# [DATASET ENTRIES]
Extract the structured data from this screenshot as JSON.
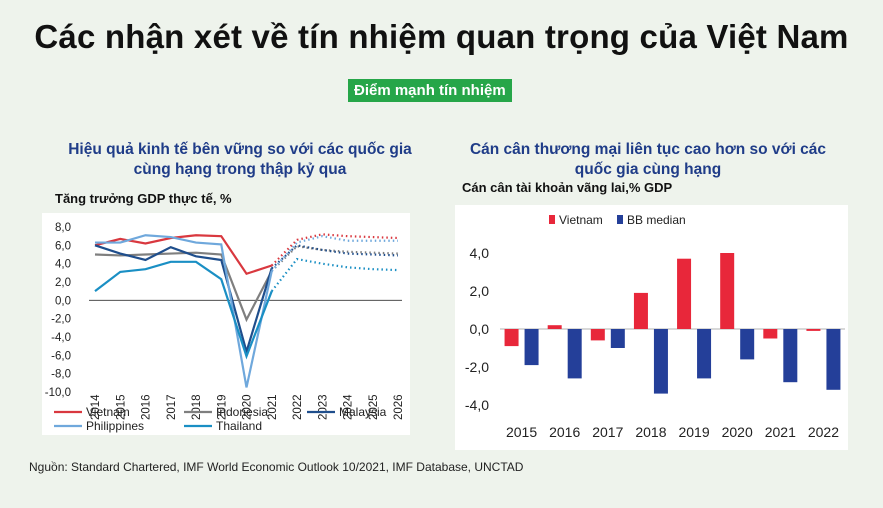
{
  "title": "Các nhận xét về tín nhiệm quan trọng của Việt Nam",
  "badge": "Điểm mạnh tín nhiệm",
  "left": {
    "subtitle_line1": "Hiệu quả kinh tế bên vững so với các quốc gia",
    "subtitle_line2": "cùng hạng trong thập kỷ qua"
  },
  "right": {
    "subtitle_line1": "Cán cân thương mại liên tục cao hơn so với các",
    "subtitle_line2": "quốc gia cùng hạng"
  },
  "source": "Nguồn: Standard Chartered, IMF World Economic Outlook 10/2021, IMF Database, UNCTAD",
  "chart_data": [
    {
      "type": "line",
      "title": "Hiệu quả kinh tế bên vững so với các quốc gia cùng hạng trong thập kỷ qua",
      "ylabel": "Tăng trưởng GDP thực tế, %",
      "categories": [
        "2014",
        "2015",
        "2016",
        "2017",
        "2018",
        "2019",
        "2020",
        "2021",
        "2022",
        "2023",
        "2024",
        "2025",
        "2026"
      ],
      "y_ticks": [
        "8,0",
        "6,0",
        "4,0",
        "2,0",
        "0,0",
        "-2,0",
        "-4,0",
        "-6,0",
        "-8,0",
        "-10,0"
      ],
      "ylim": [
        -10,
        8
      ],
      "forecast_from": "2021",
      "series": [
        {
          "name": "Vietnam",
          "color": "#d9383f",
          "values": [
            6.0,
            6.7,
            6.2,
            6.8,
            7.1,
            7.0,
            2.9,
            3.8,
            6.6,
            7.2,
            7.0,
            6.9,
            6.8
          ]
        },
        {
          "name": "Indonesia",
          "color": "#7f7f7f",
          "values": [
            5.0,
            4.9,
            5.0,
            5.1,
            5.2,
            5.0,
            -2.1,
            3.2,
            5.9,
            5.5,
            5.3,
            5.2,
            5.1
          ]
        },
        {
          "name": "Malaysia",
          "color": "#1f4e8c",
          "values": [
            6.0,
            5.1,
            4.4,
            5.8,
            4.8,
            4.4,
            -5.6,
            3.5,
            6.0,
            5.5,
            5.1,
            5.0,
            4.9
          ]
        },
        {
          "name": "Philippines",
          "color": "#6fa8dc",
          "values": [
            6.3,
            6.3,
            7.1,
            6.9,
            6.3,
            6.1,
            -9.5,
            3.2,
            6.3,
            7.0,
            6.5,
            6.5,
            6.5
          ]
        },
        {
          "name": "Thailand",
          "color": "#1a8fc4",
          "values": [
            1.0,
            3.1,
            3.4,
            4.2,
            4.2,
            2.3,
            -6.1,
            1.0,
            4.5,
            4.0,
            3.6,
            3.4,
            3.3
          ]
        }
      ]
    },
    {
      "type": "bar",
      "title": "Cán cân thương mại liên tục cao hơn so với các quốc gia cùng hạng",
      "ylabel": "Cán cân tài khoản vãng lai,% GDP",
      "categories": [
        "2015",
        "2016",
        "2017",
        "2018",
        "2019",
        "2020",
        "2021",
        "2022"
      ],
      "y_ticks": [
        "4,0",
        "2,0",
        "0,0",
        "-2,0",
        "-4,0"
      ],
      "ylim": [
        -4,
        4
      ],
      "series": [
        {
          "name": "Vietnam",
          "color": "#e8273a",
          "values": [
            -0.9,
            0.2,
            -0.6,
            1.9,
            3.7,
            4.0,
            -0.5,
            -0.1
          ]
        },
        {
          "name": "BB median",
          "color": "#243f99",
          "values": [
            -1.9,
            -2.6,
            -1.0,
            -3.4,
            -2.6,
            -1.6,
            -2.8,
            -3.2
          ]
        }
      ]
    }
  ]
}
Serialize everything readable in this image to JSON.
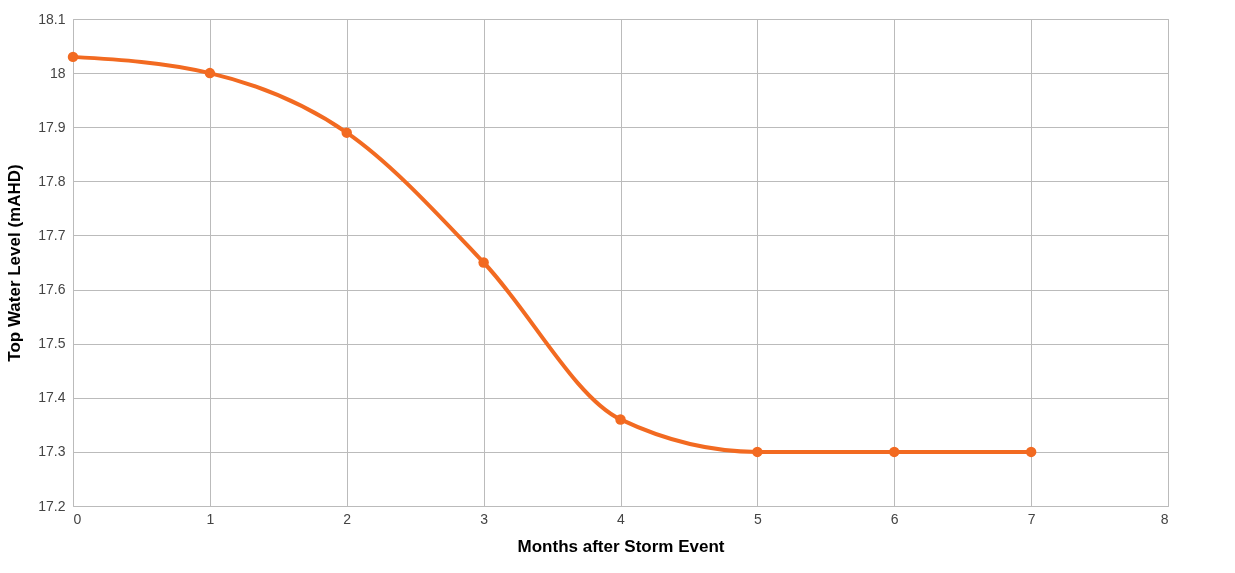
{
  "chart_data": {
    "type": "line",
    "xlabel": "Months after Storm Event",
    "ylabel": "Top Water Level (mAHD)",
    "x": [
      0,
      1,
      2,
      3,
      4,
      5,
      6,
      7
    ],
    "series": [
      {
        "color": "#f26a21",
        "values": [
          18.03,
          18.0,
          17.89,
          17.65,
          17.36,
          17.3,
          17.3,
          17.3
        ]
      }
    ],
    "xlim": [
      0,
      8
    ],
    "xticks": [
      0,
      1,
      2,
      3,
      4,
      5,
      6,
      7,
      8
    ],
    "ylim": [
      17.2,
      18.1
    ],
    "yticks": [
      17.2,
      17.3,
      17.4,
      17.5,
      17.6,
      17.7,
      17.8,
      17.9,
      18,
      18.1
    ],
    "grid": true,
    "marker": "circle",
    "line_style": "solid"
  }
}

# [TASK DETAILS]
For each line of the listing that holds the word "vững", show that line.

# [REPLY TO THE EXERCISE]
    "subtitle_line1": "Hiệu quả kinh tế bên vững so với các quốc gia",
      "title": "Hiệu quả kinh tế bên vững so với các quốc gia cùng hạng trong thập kỷ qua",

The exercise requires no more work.